* [What you have to do] The word "nicht" marks the lines you need; copy each of them from the data.

* [Source information]
-=-=-=-=-

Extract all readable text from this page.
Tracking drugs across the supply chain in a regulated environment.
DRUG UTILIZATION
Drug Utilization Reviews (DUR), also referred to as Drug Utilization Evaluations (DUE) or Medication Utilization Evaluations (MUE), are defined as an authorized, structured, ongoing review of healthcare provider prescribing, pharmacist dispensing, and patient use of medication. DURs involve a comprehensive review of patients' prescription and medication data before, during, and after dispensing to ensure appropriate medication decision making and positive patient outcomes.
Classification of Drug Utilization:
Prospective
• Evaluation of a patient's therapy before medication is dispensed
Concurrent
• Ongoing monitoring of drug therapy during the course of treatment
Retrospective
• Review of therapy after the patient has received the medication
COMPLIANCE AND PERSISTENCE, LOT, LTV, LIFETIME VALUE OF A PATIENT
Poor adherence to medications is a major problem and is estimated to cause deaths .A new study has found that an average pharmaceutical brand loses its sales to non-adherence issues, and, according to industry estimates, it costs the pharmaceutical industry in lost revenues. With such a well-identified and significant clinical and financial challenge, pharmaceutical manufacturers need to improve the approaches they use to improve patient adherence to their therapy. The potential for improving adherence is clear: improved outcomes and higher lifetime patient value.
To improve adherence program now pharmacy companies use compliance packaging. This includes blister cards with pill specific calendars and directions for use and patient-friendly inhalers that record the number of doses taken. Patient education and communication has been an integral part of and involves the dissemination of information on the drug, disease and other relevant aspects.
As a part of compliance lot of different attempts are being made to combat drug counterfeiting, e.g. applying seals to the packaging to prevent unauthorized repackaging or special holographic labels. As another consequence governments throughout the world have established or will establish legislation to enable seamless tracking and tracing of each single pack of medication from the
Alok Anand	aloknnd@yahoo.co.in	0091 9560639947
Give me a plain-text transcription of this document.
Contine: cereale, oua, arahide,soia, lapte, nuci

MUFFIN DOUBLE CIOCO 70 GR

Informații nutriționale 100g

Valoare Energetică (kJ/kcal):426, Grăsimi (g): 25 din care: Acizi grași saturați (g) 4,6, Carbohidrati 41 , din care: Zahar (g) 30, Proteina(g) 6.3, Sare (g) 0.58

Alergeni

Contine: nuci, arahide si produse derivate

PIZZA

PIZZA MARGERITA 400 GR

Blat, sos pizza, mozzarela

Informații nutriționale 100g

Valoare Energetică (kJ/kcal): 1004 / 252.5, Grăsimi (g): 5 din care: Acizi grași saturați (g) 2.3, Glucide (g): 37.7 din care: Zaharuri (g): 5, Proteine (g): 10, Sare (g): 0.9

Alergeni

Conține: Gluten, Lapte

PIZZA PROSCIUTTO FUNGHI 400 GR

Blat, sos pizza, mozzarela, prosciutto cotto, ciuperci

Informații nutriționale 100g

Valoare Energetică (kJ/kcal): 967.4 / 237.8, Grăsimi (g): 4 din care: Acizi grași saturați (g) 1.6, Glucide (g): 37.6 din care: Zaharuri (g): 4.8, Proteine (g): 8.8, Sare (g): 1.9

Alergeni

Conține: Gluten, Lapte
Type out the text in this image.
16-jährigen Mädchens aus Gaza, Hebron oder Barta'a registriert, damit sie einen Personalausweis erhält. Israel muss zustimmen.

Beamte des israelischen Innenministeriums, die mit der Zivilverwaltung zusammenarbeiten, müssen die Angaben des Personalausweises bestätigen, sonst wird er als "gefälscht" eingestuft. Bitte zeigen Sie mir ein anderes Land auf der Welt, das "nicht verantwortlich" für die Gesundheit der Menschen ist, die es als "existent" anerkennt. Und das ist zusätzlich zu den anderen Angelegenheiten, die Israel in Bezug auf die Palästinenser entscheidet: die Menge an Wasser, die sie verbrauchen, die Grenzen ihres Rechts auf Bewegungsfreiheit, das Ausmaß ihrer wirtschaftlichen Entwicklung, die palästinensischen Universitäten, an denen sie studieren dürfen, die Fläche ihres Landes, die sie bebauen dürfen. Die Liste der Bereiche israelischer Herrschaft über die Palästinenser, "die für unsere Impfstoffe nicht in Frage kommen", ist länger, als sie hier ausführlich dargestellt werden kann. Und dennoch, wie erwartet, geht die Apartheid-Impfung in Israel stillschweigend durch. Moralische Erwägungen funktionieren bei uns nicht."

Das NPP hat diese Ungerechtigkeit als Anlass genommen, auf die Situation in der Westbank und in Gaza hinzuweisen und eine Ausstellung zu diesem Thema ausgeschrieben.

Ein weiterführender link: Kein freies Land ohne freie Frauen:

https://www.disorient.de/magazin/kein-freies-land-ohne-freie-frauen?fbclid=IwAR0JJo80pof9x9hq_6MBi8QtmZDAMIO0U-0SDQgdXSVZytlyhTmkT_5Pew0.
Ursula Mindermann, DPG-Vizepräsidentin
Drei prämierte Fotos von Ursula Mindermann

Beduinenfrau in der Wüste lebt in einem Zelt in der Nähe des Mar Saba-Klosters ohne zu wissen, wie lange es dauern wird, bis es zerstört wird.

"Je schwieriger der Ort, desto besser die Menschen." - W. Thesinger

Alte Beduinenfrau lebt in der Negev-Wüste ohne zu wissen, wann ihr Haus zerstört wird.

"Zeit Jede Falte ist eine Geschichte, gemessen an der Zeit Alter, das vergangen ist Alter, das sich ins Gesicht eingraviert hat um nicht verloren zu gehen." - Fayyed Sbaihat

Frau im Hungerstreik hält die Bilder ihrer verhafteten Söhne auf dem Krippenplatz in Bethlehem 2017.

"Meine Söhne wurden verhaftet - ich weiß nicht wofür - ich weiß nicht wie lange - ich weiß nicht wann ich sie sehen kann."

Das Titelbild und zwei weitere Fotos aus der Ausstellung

-=-=-=-=-

* [Problem solution]
Beamte des israelischen Innenministeriums, die mit der Zivilverwaltung zusammenarbeiten, müssen die Angaben des Personalausweises bestätigen, sonst wird er als "gefälscht" eingestuft. Bitte zeigen Sie mir ein anderes Land auf der Welt, das "nicht verantwortlich" für die Gesundheit der Menschen ist, die es als "existent" anerkennt. Und das ist zusätzlich zu den anderen Angelegenheiten, die Israel in Bezug auf die Palästinenser entscheidet: die Menge an Wasser, die sie verbrauchen, die Grenzen ihres Rechts auf Bewegungsfreiheit, das Ausmaß ihrer wirtschaftlichen Entwicklung, die palästinensischen Universitäten, an denen sie studieren dürfen, die Fläche ihres Landes, die sie bebauen dürfen. Die Liste der Bereiche israelischer Herrschaft über die Palästinenser, "die für unsere Impfstoffe nicht in Frage kommen", ist länger, als sie hier ausführlich dargestellt werden kann. Und dennoch, wie erwartet, geht die Apartheid-Impfung in Israel stillschweigend durch. Moralische Erwägungen funktionieren bei uns nicht."
"Zeit Jede Falte ist eine Geschichte, gemessen an der Zeit Alter, das vergangen ist Alter, das sich ins Gesicht eingraviert hat um nicht verloren zu gehen." - Fayyed Sbaihat
"Meine Söhne wurden verhaftet - ich weiß nicht wofür - ich weiß nicht wie lange - ich weiß nicht wann ich sie sehen kann."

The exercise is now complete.